_SELECTED EXTRACT:_
* * * * *
In a stable that stands almost in the shadow of the new stone church, a man with gray eyes and gray beard, lying amid the odor of the animals, humbly tries to will himself into death, much as a man might will himself to sleep. The day, obedient to vast and secret laws, slowly shifts about and mingles the shadows in the lowly place; outside lie plowed fields, a ditch clogged with dead leaves, and the faint track of a wolf in the black clay where the line of woods begins. The man sleeps and dreams, forgotten.

The bells for orisons awaken him. Bells are now one of evening’s customs in the kingdoms of England, but as a boy the man has seen the face of Woden, the sacred horror and the exultation, the clumsy wooden idol laden with Roman coins and ponderous vestments, the sacrifice of horses, dogs, and prisoners. Before dawn, he will be dead, and with him, the last eyewitness images of pagan rites will perish, never to be seen again. The world will be a little poorer when this Saxon man is dead.
* * * * *
_EXCERPTED DATA:_
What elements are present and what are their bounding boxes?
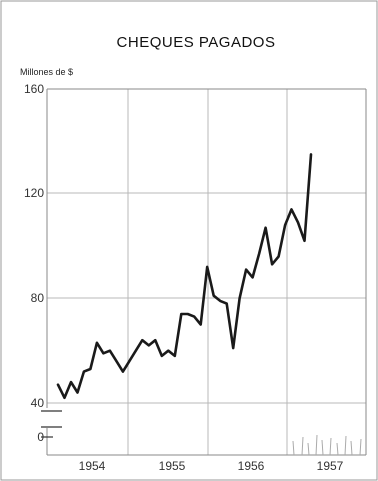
hatch-mark-4 bbox=[315, 434, 318, 456]
x-tick-labels: 1954 1955 1956 1957 bbox=[79, 459, 344, 473]
y-tick-label-80: 80 bbox=[31, 291, 45, 305]
y-tick-label-120: 120 bbox=[24, 186, 44, 200]
y-tick-label-0: 0 bbox=[37, 430, 44, 444]
y-axis-label: Millones de $ bbox=[20, 67, 73, 77]
hatch-mark-3 bbox=[307, 442, 310, 456]
hatch-mark-2 bbox=[301, 436, 304, 456]
y-tick-label-160: 160 bbox=[24, 82, 44, 96]
plot-frame bbox=[46, 88, 367, 456]
hatch-mark-8 bbox=[344, 435, 347, 456]
hatch-mark-1 bbox=[292, 440, 295, 456]
hatch-mark-10 bbox=[359, 438, 362, 456]
y-tick-label-40: 40 bbox=[31, 396, 45, 410]
series-group bbox=[56, 153, 313, 400]
x-tick-label-1955: 1955 bbox=[159, 459, 186, 473]
x-tick-label-1956: 1956 bbox=[238, 459, 265, 473]
y-tick-labels: 160 120 80 40 0 bbox=[24, 82, 44, 444]
y-axis-break bbox=[41, 410, 62, 438]
hatch-mark-6 bbox=[329, 437, 332, 456]
hatch-mark-9 bbox=[350, 440, 353, 456]
chart-title: CHEQUES PAGADOS bbox=[117, 34, 276, 51]
series-line bbox=[56, 153, 313, 400]
x-tick-label-1957: 1957 bbox=[317, 459, 344, 473]
hatch-mark-5 bbox=[321, 439, 324, 456]
x-tick-label-1954: 1954 bbox=[79, 459, 106, 473]
hatch-mark-7 bbox=[336, 442, 339, 456]
hatch-marks bbox=[292, 434, 362, 456]
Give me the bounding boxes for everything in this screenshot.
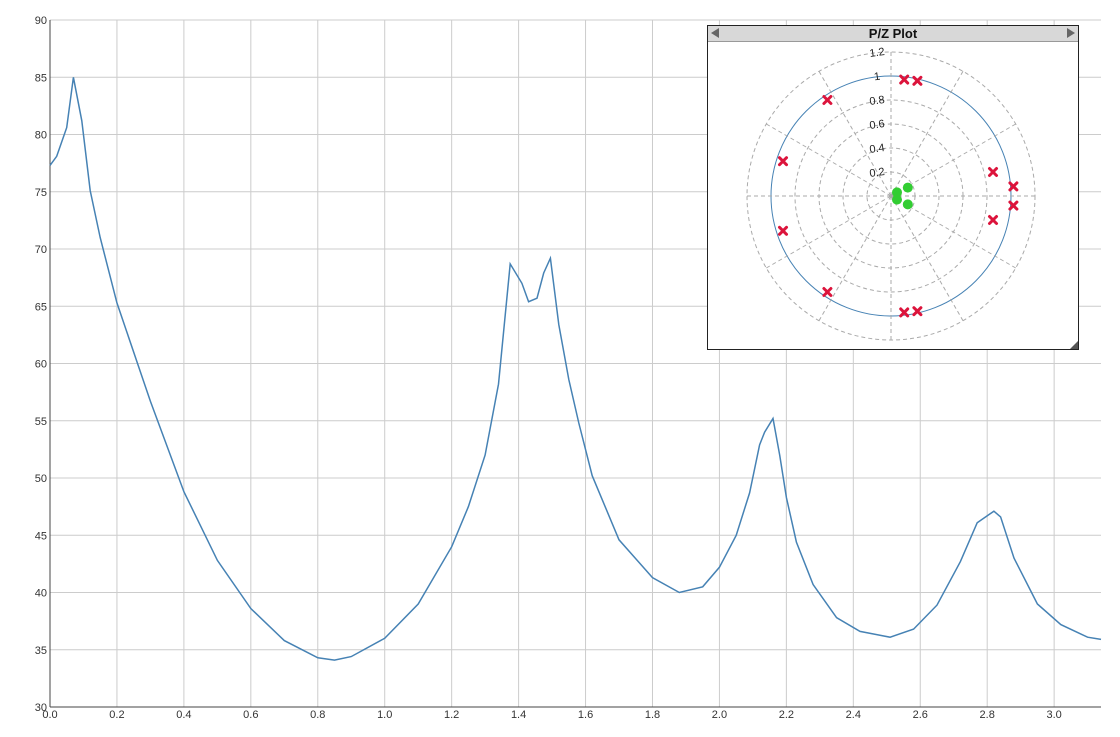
- y-tick-label: 50: [35, 473, 47, 485]
- y-tick-label: 65: [35, 301, 47, 313]
- x-tick-label: 2.4: [846, 709, 861, 721]
- axes: [49, 20, 1101, 708]
- polar-ring: [842, 147, 940, 245]
- y-tick-label: 85: [35, 72, 47, 84]
- y-tick-label: 75: [35, 187, 47, 199]
- radial-label: 1: [873, 71, 881, 84]
- polar-spoke: [890, 123, 1016, 197]
- zero-marker: [892, 187, 902, 198]
- x-tick-label: 0.2: [109, 709, 124, 721]
- y-tick-label: 55: [35, 416, 47, 428]
- y-tick-label: 60: [35, 359, 47, 371]
- x-tick-label: 2.0: [712, 709, 727, 721]
- radial-label: 1.2: [869, 46, 886, 60]
- x-tick-label: 2.6: [913, 709, 928, 721]
- pole-marker: [899, 74, 910, 85]
- radial-labels: 0.2 0.4 0.6 0.8 1 1.2: [869, 46, 886, 180]
- radial-label: 0.4: [869, 142, 886, 156]
- pole-marker: [912, 306, 923, 317]
- polar-ring: [794, 99, 988, 293]
- pole-stroke: [988, 215, 998, 225]
- polar-spoke: [890, 71, 964, 197]
- polar-grid: [746, 51, 1036, 341]
- pole-stroke: [778, 156, 788, 167]
- pole-marker: [1008, 200, 1019, 211]
- x-tick-label: 1.6: [578, 709, 593, 721]
- arrow-left-icon[interactable]: [711, 28, 719, 38]
- x-tick-label: 1.8: [645, 709, 660, 721]
- y-tick-label: 90: [35, 15, 47, 27]
- x-tick-label: 1.0: [377, 709, 392, 721]
- pz-plot-title: P/Z Plot: [868, 26, 918, 41]
- x-tick-label: 2.8: [980, 709, 995, 721]
- x-tick-label: 0.0: [42, 709, 57, 721]
- pz-plot-chart: 0.2 0.4 0.6 0.8 1 1.2: [746, 46, 1036, 341]
- radial-label: 0.2: [869, 166, 886, 180]
- y-tick-label: 80: [35, 130, 47, 142]
- tick-labels: 0.0 0.2 0.4 0.6 0.8 1.0 1.2 1.4 1.6 1.8 2.0 2.2 2.4 2…: [35, 15, 1062, 721]
- pole-stroke: [912, 306, 923, 317]
- series: [49, 77, 1102, 661]
- pole-zero-marks: [778, 74, 1019, 318]
- pole-stroke: [1008, 181, 1019, 192]
- y-tick-label: 40: [35, 588, 47, 600]
- y-tick-label: 35: [35, 645, 47, 657]
- pz-title-bar[interactable]: P/Z Plot: [708, 26, 1078, 42]
- x-tick-label: 0.6: [243, 709, 258, 721]
- x-tick-label: 3.0: [1046, 709, 1061, 721]
- zero-marker: [902, 199, 913, 210]
- x-tick-label: 0.8: [310, 709, 325, 721]
- polar-spoke: [818, 71, 892, 197]
- zero-marker: [902, 182, 913, 193]
- pole-stroke: [899, 307, 910, 318]
- pole-marker: [988, 167, 998, 177]
- y-tick-label: 45: [35, 530, 47, 542]
- pole-marker: [822, 287, 833, 297]
- pole-stroke: [822, 95, 833, 105]
- polar-spoke: [890, 195, 964, 321]
- y-tick-label: 70: [35, 244, 47, 256]
- resize-handle-icon[interactable]: [1070, 341, 1078, 349]
- x-tick-label: 2.2: [779, 709, 794, 721]
- x-tick-label: 1.2: [444, 709, 459, 721]
- pole-stroke: [912, 75, 923, 86]
- arrow-right-icon[interactable]: [1067, 28, 1075, 38]
- x-tick-label: 1.4: [511, 709, 526, 721]
- pole-stroke: [899, 74, 910, 85]
- pz-plot-panel[interactable]: P/Z Plot 0.2 0.4 0.6 0.8 1 1.2: [707, 25, 1079, 350]
- polar-spoke: [818, 195, 892, 321]
- pole-stroke: [988, 167, 998, 177]
- radial-label: 0.6: [869, 118, 886, 132]
- radial-label: 0.8: [869, 94, 886, 108]
- y-tick-label: 30: [35, 702, 47, 714]
- zero-marker: [892, 194, 902, 205]
- pole-marker: [822, 95, 833, 105]
- pole-marker: [778, 225, 788, 236]
- x-tick-label: 0.4: [176, 709, 191, 721]
- polar-spoke: [890, 195, 1016, 269]
- pole-marker: [1008, 181, 1019, 192]
- pole-stroke: [1008, 200, 1019, 211]
- pole-marker: [899, 307, 910, 318]
- magnitude-series-line: [49, 77, 1102, 661]
- pole-marker: [778, 156, 788, 167]
- pole-stroke: [822, 287, 833, 297]
- pole-marker: [912, 75, 923, 86]
- polar-spoke: [766, 195, 892, 269]
- pole-stroke: [778, 225, 788, 236]
- pole-marker: [988, 215, 998, 225]
- polar-spoke: [766, 123, 892, 197]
* * * * *
_WORK TO DO:_ Name every kind of victim offered in the sacrifice that the excerpt about the dying Saxon man says he saw as a boy. The material here is separate from the excerpt about the dying Saxon man.

_SOLUTION:_ Horses, dogs, and prisoners.